## BEGIN TASK INPUT
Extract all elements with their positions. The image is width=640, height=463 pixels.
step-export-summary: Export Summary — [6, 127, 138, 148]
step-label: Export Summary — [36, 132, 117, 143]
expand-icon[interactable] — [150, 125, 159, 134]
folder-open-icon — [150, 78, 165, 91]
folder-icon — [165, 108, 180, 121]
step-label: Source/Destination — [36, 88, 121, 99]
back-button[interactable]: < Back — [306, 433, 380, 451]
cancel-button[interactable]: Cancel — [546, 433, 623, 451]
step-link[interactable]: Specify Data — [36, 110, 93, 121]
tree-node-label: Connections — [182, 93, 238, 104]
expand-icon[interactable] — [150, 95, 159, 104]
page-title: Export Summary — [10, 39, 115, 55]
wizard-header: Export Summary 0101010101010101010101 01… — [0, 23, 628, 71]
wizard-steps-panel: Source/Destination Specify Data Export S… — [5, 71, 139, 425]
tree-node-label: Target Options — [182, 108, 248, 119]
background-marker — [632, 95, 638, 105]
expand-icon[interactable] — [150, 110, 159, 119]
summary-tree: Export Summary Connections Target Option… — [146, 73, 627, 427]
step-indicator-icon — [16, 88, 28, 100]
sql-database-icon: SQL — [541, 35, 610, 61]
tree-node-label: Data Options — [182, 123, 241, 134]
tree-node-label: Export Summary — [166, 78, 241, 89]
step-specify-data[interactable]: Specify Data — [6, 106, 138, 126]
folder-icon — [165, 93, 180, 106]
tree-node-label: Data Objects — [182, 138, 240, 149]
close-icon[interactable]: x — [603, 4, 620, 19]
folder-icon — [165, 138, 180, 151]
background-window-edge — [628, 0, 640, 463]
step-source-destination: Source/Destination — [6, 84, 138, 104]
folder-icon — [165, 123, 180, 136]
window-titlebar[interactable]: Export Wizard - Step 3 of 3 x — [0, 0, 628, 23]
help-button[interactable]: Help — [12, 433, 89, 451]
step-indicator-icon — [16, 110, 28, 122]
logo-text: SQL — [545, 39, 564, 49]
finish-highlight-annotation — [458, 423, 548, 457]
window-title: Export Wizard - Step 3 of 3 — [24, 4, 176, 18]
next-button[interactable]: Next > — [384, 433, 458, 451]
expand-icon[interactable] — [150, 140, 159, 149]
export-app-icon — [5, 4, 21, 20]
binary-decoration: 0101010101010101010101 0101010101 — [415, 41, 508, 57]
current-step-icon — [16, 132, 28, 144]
## END TASK INPUT
THE PROBLEM =
Could you reproduce all of the data above line for line, without changing a single character?

TASK OUTPUT =
Extract all elements with their positions. The image is width=640, height=463 pixels.
step-export-summary: Export Summary — [6, 127, 138, 148]
step-label: Export Summary — [36, 132, 117, 143]
expand-icon[interactable] — [150, 125, 159, 134]
folder-open-icon — [150, 78, 165, 91]
folder-icon — [165, 108, 180, 121]
step-label: Source/Destination — [36, 88, 121, 99]
back-button[interactable]: < Back — [306, 433, 380, 451]
cancel-button[interactable]: Cancel — [546, 433, 623, 451]
step-link[interactable]: Specify Data — [36, 110, 93, 121]
tree-node-label: Connections — [182, 93, 238, 104]
expand-icon[interactable] — [150, 95, 159, 104]
page-title: Export Summary — [10, 39, 115, 55]
wizard-header: Export Summary 0101010101010101010101 01… — [0, 23, 628, 71]
wizard-steps-panel: Source/Destination Specify Data Export S… — [5, 71, 139, 425]
tree-node-label: Target Options — [182, 108, 248, 119]
background-marker — [632, 95, 638, 105]
expand-icon[interactable] — [150, 110, 159, 119]
summary-tree: Export Summary Connections Target Option… — [146, 73, 627, 427]
step-indicator-icon — [16, 88, 28, 100]
sql-database-icon: SQL — [541, 35, 610, 61]
tree-node-label: Data Options — [182, 123, 241, 134]
tree-node-label: Export Summary — [166, 78, 241, 89]
step-specify-data[interactable]: Specify Data — [6, 106, 138, 126]
folder-icon — [165, 93, 180, 106]
tree-node-label: Data Objects — [182, 138, 240, 149]
close-icon[interactable]: x — [603, 4, 620, 19]
folder-icon — [165, 138, 180, 151]
background-window-edge — [628, 0, 640, 463]
step-source-destination: Source/Destination — [6, 84, 138, 104]
folder-icon — [165, 123, 180, 136]
window-titlebar[interactable]: Export Wizard - Step 3 of 3 x — [0, 0, 628, 23]
help-button[interactable]: Help — [12, 433, 89, 451]
step-indicator-icon — [16, 110, 28, 122]
logo-text: SQL — [545, 39, 564, 49]
finish-highlight-annotation — [458, 423, 548, 457]
window-title: Export Wizard - Step 3 of 3 — [24, 4, 176, 18]
next-button[interactable]: Next > — [384, 433, 458, 451]
expand-icon[interactable] — [150, 140, 159, 149]
export-app-icon — [5, 4, 21, 20]
binary-decoration: 0101010101010101010101 0101010101 — [415, 41, 508, 57]
current-step-icon — [16, 132, 28, 144]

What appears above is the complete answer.